Data shown:
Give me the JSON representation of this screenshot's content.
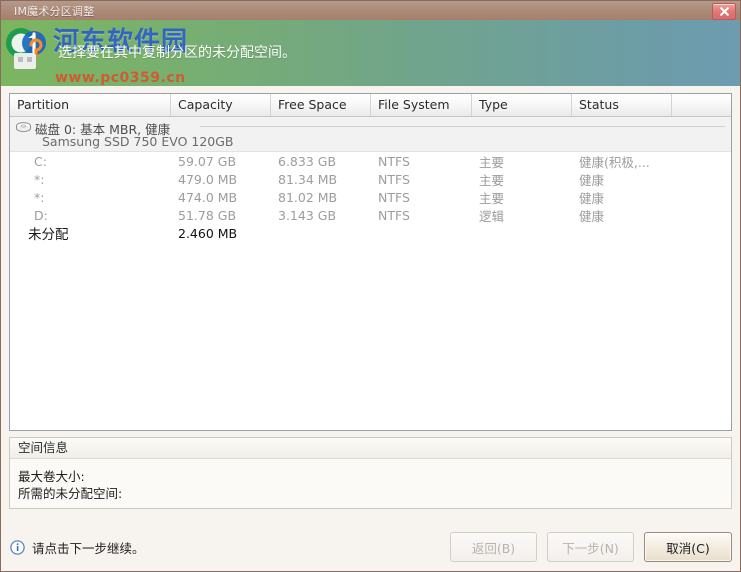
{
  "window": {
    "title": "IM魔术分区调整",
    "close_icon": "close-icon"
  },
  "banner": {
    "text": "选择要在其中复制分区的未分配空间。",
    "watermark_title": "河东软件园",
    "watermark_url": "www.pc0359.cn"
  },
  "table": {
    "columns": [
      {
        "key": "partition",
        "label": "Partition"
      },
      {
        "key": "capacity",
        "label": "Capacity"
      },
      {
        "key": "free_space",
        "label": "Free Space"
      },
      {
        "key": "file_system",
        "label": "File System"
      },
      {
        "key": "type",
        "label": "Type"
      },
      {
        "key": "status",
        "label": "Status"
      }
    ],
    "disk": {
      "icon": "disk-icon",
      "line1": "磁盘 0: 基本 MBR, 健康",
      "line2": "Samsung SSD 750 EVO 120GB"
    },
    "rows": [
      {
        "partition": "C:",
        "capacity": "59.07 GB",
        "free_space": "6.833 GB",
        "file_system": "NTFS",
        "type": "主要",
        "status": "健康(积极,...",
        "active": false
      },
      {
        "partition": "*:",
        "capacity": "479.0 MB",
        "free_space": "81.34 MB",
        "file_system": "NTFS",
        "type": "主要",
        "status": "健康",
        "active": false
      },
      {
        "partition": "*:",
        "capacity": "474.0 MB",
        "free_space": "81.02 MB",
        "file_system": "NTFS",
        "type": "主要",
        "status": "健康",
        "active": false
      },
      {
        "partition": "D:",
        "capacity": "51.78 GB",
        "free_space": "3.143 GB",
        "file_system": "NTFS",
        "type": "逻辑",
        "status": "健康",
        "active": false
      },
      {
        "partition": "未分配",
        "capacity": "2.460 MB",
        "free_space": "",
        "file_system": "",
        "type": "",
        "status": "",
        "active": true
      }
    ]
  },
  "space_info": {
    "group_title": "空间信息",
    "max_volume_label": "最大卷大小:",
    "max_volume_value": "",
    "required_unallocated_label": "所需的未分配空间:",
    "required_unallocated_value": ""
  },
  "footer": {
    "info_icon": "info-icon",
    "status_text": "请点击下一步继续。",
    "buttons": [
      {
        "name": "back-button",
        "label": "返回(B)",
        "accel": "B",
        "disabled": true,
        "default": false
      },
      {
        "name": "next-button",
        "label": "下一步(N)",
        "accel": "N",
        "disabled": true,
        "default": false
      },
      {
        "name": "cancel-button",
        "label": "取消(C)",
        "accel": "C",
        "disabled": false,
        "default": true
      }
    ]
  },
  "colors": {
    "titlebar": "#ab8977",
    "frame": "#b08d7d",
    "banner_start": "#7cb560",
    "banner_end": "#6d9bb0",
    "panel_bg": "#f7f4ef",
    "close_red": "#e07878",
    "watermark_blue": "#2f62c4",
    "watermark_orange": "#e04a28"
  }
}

Your task: Output the records above exactly; leave out the pictures.

Output of the exercise:
Give me the JSON representation of this screenshot's content.
{
  "window": {
    "title": "IM魔术分区调整",
    "close_icon": "close-icon"
  },
  "banner": {
    "text": "选择要在其中复制分区的未分配空间。",
    "watermark_title": "河东软件园",
    "watermark_url": "www.pc0359.cn"
  },
  "table": {
    "columns": [
      {
        "key": "partition",
        "label": "Partition"
      },
      {
        "key": "capacity",
        "label": "Capacity"
      },
      {
        "key": "free_space",
        "label": "Free Space"
      },
      {
        "key": "file_system",
        "label": "File System"
      },
      {
        "key": "type",
        "label": "Type"
      },
      {
        "key": "status",
        "label": "Status"
      }
    ],
    "disk": {
      "icon": "disk-icon",
      "line1": "磁盘 0: 基本 MBR, 健康",
      "line2": "Samsung SSD 750 EVO 120GB"
    },
    "rows": [
      {
        "partition": "C:",
        "capacity": "59.07 GB",
        "free_space": "6.833 GB",
        "file_system": "NTFS",
        "type": "主要",
        "status": "健康(积极,...",
        "active": false
      },
      {
        "partition": "*:",
        "capacity": "479.0 MB",
        "free_space": "81.34 MB",
        "file_system": "NTFS",
        "type": "主要",
        "status": "健康",
        "active": false
      },
      {
        "partition": "*:",
        "capacity": "474.0 MB",
        "free_space": "81.02 MB",
        "file_system": "NTFS",
        "type": "主要",
        "status": "健康",
        "active": false
      },
      {
        "partition": "D:",
        "capacity": "51.78 GB",
        "free_space": "3.143 GB",
        "file_system": "NTFS",
        "type": "逻辑",
        "status": "健康",
        "active": false
      },
      {
        "partition": "未分配",
        "capacity": "2.460 MB",
        "free_space": "",
        "file_system": "",
        "type": "",
        "status": "",
        "active": true
      }
    ]
  },
  "space_info": {
    "group_title": "空间信息",
    "max_volume_label": "最大卷大小:",
    "max_volume_value": "",
    "required_unallocated_label": "所需的未分配空间:",
    "required_unallocated_value": ""
  },
  "footer": {
    "info_icon": "info-icon",
    "status_text": "请点击下一步继续。",
    "buttons": [
      {
        "name": "back-button",
        "label": "返回(B)",
        "accel": "B",
        "disabled": true,
        "default": false
      },
      {
        "name": "next-button",
        "label": "下一步(N)",
        "accel": "N",
        "disabled": true,
        "default": false
      },
      {
        "name": "cancel-button",
        "label": "取消(C)",
        "accel": "C",
        "disabled": false,
        "default": true
      }
    ]
  },
  "colors": {
    "titlebar": "#ab8977",
    "frame": "#b08d7d",
    "banner_start": "#7cb560",
    "banner_end": "#6d9bb0",
    "panel_bg": "#f7f4ef",
    "close_red": "#e07878",
    "watermark_blue": "#2f62c4",
    "watermark_orange": "#e04a28"
  }
}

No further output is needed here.